--- START OF Supplied material ---

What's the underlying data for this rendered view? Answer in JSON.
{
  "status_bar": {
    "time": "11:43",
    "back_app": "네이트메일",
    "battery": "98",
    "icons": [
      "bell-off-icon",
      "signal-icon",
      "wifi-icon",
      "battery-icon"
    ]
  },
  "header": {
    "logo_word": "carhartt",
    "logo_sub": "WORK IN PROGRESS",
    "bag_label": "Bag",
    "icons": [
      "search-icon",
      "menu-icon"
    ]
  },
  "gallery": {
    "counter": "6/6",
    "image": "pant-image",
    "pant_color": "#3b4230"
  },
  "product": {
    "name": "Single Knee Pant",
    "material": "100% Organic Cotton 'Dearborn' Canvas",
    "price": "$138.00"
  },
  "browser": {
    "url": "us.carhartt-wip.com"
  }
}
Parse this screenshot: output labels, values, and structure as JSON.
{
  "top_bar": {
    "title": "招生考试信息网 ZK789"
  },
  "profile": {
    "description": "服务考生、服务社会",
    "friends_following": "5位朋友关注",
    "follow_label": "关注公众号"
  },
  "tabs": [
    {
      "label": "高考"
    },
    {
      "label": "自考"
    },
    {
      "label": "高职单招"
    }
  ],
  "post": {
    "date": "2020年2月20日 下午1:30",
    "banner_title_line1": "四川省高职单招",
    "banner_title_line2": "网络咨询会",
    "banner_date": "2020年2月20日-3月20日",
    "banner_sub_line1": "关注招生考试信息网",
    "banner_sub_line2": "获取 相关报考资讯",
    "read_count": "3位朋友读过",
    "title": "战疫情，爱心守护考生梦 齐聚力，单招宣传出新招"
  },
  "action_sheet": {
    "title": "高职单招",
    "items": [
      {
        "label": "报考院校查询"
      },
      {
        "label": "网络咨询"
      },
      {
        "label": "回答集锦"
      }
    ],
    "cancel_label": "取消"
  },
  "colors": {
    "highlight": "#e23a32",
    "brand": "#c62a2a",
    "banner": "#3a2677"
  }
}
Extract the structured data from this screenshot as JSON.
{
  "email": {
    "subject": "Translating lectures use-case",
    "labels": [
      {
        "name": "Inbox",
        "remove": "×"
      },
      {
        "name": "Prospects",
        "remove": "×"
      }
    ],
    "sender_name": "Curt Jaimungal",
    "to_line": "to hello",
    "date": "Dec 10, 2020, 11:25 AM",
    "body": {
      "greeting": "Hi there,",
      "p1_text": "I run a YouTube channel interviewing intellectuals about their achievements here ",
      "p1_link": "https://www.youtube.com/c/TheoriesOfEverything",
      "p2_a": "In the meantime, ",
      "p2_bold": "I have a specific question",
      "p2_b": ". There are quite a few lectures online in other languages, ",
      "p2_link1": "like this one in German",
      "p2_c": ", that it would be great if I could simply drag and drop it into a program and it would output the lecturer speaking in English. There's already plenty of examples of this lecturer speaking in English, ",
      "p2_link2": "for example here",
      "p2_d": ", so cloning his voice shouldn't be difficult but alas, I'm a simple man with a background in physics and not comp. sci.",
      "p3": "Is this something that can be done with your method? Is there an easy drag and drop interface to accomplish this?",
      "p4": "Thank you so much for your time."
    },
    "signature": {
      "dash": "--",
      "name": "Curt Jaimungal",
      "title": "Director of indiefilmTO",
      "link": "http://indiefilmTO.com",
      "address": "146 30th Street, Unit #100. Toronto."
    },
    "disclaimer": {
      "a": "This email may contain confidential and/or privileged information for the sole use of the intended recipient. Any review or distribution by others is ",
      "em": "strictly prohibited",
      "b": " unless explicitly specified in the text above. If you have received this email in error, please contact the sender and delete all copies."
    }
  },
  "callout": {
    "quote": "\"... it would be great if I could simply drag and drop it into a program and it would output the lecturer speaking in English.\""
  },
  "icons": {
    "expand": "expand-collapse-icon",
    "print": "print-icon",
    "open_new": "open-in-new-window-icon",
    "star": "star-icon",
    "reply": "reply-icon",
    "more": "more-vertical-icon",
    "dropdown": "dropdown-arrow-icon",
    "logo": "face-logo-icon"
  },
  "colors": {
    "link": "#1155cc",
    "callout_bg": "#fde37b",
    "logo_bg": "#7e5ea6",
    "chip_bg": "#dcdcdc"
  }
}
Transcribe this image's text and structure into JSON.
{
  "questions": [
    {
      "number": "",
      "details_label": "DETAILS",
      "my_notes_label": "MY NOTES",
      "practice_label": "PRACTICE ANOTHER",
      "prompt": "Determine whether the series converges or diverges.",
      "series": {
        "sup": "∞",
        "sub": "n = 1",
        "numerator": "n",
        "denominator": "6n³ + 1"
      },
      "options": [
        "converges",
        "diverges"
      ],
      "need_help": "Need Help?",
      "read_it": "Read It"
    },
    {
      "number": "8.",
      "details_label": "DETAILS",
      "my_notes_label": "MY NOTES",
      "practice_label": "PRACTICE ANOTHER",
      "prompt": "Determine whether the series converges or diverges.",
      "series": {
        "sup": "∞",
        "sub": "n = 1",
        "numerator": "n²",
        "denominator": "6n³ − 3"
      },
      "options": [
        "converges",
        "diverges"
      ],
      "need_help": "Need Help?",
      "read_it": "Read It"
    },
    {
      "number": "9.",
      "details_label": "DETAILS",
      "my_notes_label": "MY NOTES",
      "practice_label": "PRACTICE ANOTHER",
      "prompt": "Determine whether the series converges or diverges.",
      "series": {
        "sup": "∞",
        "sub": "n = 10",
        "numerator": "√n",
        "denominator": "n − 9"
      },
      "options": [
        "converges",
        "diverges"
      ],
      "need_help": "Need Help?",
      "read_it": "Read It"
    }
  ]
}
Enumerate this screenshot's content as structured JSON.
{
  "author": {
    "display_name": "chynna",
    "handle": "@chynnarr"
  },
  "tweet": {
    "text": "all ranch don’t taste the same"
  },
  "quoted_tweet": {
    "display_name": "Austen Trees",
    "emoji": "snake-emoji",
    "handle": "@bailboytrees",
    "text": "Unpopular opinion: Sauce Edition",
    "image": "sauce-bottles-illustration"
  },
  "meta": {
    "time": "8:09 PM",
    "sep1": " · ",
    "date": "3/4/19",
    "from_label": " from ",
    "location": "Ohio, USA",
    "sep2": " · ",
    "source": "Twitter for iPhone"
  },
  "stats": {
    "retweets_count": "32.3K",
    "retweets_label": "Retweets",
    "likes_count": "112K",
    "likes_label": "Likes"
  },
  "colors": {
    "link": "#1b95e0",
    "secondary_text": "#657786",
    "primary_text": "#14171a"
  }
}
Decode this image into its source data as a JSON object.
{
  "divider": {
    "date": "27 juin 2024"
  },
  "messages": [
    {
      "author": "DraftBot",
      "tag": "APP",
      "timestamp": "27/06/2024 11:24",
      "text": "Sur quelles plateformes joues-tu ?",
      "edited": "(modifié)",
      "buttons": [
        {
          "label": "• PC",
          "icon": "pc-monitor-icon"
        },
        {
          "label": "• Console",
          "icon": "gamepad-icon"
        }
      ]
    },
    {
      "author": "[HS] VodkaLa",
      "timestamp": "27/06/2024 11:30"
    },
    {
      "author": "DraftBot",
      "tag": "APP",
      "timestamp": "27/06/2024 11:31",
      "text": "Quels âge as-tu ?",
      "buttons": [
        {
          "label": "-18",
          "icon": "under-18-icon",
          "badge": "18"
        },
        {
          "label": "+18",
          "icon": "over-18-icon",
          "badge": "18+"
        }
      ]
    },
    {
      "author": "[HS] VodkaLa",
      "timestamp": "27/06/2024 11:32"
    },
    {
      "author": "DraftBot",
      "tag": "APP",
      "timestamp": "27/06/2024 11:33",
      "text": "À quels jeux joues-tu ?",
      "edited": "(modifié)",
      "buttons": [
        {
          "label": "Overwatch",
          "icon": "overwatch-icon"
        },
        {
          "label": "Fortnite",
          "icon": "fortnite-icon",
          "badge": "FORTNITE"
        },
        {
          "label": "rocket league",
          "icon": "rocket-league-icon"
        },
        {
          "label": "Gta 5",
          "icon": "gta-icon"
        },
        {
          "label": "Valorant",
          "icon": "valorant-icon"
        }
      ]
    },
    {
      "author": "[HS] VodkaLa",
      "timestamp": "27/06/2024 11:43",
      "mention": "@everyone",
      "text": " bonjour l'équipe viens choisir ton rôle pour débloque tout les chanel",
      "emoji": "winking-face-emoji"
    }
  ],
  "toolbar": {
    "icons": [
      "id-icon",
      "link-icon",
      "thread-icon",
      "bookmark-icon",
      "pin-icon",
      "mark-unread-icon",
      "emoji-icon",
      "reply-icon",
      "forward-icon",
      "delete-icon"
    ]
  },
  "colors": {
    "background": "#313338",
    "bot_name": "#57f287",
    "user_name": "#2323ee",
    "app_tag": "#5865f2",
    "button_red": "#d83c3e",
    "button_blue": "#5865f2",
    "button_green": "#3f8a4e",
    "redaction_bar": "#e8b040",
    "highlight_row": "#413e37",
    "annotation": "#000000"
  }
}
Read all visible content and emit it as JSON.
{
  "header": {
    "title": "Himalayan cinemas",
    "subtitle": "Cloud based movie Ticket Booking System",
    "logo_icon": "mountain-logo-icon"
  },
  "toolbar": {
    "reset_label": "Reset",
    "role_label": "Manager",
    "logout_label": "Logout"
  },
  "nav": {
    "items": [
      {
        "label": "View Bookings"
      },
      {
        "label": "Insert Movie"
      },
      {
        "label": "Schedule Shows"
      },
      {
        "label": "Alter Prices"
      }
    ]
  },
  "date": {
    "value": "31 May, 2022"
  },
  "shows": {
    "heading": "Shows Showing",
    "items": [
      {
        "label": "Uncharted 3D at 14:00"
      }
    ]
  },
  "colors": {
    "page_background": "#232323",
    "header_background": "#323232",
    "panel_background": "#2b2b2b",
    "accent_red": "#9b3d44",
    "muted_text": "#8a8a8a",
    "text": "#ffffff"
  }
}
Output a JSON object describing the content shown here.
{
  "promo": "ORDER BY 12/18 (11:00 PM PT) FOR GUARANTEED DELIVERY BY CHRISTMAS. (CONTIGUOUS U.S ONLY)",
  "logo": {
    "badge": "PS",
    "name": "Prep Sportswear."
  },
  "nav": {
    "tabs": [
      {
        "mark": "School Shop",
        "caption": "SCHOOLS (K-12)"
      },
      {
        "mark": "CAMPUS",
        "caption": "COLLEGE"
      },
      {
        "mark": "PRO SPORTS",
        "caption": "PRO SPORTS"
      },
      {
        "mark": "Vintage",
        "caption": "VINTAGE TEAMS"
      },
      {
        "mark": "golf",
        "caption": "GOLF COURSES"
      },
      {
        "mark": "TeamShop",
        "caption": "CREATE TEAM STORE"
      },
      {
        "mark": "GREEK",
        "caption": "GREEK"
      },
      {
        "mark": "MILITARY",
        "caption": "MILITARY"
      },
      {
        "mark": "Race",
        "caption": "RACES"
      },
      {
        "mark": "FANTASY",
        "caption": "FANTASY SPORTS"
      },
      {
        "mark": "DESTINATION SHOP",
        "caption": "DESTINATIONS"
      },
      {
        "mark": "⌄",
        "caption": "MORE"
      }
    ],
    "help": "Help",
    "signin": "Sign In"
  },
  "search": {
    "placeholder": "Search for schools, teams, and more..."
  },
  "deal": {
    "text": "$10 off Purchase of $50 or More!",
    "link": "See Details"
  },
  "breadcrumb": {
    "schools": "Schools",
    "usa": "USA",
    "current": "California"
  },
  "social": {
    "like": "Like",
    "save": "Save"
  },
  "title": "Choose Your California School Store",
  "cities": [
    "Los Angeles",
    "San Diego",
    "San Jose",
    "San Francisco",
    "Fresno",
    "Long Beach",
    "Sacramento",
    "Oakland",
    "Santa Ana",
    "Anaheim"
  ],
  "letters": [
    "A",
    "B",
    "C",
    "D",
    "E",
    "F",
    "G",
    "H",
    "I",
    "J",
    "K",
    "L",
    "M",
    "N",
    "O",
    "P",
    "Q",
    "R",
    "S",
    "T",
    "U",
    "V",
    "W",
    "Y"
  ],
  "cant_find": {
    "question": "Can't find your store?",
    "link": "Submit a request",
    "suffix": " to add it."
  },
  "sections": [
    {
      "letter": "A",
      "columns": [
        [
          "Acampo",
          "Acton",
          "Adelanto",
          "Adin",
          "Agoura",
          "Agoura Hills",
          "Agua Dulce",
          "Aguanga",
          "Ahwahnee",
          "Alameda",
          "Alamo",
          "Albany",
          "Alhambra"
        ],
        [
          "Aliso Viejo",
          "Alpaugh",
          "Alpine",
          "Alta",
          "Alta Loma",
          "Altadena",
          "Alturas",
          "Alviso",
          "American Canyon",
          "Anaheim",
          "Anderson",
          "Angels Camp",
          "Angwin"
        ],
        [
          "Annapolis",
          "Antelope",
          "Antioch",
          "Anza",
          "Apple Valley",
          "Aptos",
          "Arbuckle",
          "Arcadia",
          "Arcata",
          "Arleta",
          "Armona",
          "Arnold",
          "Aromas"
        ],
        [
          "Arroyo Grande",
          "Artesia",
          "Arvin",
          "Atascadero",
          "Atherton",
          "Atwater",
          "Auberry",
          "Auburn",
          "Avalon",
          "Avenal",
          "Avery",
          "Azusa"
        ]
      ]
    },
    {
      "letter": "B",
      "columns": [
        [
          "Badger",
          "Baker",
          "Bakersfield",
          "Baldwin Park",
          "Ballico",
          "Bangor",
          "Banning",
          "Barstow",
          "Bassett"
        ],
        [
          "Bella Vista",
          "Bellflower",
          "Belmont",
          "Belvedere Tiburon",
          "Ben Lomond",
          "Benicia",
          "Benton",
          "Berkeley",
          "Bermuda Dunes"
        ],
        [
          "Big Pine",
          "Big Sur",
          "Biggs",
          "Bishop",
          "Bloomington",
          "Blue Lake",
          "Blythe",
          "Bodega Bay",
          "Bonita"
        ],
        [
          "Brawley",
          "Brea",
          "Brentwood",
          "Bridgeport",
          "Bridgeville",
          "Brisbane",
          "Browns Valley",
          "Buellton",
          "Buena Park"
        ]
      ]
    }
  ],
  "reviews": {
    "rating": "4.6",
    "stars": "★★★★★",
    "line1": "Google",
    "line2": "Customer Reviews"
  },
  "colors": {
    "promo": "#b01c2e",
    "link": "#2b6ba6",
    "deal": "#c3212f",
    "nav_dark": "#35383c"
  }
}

--- END OF Supplied material ---

### Written task
Above are the records; copy every line in them that holds the word "content".

### The solution
Enumerate this screenshot's content as structured JSON.
Read all visible content and emit it as JSON.
Output a JSON object describing the content shown here.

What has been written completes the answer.